Give the number of lines that contain the string "type", please, and nothing else.

= Records for processing =
• • • • • • •

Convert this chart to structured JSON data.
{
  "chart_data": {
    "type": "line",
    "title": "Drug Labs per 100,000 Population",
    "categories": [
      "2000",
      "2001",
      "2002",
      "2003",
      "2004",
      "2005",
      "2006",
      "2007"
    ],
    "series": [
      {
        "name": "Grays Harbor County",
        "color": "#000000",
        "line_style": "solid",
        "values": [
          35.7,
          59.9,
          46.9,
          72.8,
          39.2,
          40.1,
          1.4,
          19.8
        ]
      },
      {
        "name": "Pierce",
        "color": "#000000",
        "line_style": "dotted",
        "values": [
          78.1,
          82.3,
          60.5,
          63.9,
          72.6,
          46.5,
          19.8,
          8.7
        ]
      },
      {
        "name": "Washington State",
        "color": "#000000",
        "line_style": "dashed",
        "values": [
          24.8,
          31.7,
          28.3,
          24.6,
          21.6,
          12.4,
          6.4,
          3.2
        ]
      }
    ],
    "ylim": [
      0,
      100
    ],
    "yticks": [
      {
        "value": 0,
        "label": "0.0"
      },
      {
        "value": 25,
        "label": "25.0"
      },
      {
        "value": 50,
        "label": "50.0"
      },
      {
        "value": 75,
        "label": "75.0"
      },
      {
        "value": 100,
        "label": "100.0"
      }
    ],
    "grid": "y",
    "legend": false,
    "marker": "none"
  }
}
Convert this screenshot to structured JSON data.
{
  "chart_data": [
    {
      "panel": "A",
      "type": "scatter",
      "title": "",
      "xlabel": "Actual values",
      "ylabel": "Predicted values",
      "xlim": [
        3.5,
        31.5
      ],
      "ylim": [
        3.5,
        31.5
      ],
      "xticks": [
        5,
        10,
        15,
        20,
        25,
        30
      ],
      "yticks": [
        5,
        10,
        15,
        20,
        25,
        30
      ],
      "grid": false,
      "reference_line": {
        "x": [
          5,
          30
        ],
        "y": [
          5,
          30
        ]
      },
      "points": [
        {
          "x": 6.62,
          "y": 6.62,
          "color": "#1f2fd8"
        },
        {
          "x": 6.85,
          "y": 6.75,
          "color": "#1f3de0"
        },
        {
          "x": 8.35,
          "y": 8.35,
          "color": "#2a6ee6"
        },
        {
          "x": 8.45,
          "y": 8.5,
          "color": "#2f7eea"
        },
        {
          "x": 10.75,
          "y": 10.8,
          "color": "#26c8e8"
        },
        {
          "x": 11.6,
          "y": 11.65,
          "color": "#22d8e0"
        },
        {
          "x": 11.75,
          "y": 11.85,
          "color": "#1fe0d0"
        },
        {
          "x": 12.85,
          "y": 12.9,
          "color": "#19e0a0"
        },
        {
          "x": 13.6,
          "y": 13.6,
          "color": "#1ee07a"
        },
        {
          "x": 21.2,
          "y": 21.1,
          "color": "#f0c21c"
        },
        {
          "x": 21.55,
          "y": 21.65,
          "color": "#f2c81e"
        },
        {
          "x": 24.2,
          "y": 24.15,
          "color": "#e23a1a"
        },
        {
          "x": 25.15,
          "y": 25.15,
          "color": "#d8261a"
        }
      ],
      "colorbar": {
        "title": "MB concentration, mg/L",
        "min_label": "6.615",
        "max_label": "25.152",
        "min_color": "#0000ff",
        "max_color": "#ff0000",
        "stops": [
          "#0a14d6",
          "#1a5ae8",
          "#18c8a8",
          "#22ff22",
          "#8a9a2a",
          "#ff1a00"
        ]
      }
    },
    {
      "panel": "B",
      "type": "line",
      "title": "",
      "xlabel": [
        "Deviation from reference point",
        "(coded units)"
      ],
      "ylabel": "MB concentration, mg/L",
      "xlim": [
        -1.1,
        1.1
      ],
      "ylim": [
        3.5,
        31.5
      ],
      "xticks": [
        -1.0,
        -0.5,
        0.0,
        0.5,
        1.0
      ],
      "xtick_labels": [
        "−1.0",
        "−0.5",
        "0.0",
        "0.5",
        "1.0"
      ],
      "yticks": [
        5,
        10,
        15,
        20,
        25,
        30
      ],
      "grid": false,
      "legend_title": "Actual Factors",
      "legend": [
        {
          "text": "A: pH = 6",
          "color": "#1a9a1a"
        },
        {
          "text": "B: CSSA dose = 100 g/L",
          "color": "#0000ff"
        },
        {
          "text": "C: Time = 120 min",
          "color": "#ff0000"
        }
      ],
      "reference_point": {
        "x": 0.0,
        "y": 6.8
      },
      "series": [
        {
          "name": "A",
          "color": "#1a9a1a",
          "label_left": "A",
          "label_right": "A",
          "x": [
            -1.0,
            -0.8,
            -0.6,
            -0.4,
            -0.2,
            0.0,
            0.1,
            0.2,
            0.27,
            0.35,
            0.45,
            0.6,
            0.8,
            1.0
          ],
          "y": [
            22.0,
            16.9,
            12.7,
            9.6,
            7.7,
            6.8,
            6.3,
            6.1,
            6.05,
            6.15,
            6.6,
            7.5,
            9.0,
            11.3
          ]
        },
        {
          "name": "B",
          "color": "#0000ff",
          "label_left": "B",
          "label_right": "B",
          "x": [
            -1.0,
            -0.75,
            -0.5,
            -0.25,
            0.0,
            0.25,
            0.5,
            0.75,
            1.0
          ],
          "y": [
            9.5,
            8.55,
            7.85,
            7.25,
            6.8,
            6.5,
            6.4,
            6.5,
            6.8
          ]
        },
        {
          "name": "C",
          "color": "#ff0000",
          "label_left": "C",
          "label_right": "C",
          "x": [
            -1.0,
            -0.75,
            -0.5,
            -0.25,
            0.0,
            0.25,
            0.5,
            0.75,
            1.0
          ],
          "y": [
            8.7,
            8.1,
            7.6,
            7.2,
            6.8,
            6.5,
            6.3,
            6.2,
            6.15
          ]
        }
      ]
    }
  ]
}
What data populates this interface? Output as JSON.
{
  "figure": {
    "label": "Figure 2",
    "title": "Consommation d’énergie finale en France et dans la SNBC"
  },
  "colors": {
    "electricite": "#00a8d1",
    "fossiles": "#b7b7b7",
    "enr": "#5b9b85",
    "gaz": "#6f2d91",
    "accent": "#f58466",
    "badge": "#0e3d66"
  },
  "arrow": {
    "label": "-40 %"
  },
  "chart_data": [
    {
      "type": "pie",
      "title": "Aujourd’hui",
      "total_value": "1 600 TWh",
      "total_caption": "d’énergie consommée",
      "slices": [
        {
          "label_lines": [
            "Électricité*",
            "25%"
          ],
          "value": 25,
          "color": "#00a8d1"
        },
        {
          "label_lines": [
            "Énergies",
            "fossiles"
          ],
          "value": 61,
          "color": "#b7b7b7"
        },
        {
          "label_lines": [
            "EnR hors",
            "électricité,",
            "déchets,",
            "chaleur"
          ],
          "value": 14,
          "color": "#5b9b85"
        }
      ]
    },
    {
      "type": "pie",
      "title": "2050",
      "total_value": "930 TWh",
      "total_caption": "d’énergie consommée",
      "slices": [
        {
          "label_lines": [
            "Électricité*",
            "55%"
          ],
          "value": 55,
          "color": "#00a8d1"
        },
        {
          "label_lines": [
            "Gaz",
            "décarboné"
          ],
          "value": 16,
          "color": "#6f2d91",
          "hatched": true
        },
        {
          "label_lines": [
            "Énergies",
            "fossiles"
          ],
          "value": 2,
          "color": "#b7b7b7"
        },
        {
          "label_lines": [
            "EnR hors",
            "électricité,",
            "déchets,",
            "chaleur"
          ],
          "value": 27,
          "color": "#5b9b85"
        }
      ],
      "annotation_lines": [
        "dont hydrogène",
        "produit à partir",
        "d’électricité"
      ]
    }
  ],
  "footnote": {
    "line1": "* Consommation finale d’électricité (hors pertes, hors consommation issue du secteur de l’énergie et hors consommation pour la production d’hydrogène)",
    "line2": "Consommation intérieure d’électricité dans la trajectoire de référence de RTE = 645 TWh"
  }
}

• • • • • • •

= Written answer =
5